-- PROVIDED ENTRIES --
----------------

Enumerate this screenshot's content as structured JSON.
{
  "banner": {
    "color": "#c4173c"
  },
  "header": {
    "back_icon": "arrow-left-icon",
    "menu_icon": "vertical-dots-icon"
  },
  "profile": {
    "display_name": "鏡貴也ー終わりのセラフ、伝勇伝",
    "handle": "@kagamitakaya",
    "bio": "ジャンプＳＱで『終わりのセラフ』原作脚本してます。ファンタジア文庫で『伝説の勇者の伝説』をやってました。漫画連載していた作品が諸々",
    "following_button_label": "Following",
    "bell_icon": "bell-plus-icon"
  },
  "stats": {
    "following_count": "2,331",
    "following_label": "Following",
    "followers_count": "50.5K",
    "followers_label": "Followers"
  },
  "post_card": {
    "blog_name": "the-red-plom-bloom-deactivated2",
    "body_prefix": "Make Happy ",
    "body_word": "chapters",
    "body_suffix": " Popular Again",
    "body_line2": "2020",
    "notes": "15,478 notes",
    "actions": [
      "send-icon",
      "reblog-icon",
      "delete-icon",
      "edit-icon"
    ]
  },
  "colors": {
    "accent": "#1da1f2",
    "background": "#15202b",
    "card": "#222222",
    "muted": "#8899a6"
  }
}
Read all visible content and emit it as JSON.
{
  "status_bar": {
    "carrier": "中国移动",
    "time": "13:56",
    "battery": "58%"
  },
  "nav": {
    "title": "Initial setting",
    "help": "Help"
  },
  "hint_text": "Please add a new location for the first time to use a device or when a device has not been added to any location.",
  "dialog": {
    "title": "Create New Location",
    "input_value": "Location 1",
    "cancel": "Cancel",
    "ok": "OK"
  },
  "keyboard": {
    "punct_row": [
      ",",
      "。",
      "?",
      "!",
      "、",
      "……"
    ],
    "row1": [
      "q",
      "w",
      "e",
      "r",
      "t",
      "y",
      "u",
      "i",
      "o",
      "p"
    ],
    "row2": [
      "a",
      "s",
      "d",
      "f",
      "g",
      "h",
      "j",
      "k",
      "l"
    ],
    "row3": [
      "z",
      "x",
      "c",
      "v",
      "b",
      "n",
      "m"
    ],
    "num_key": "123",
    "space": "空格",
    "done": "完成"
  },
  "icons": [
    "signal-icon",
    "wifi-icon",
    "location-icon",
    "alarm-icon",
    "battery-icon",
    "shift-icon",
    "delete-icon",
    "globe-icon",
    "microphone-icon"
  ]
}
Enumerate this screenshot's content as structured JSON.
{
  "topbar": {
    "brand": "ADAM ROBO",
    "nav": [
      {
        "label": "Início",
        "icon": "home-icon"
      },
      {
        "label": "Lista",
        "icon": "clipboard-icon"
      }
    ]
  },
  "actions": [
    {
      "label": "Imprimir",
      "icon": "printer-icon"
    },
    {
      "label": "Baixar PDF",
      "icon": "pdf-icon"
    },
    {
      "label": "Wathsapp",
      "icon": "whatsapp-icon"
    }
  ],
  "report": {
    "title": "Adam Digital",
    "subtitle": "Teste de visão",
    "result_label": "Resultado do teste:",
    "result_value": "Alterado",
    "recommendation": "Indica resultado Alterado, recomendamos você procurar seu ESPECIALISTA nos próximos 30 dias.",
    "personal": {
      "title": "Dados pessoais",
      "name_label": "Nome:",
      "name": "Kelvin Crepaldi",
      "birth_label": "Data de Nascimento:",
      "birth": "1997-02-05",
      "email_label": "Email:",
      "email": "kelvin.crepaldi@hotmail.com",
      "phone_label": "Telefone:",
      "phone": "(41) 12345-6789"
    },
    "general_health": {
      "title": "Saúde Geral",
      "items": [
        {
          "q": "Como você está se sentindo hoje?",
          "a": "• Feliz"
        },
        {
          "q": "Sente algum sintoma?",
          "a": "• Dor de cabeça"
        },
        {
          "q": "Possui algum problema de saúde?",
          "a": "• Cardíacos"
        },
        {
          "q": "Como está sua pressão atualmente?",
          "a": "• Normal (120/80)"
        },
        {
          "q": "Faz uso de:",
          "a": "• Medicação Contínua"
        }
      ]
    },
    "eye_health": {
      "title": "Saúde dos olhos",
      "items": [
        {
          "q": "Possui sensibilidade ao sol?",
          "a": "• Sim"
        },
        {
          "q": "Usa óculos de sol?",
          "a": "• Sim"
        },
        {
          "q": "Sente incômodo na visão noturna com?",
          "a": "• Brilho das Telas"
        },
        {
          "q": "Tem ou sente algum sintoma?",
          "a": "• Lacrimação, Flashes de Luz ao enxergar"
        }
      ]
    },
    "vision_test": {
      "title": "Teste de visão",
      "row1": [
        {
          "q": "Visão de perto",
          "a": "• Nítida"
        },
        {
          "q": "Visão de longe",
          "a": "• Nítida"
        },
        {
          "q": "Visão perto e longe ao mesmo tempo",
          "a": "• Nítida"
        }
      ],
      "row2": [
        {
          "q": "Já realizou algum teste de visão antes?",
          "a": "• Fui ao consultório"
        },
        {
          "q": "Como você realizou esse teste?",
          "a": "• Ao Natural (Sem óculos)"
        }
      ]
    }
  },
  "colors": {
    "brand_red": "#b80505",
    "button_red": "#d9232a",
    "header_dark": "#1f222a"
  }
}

----------------

-- STATED TASK --
Give the number of lines in the listing above that hold the string "perto", with nothing else.

-- OUTPUT --
2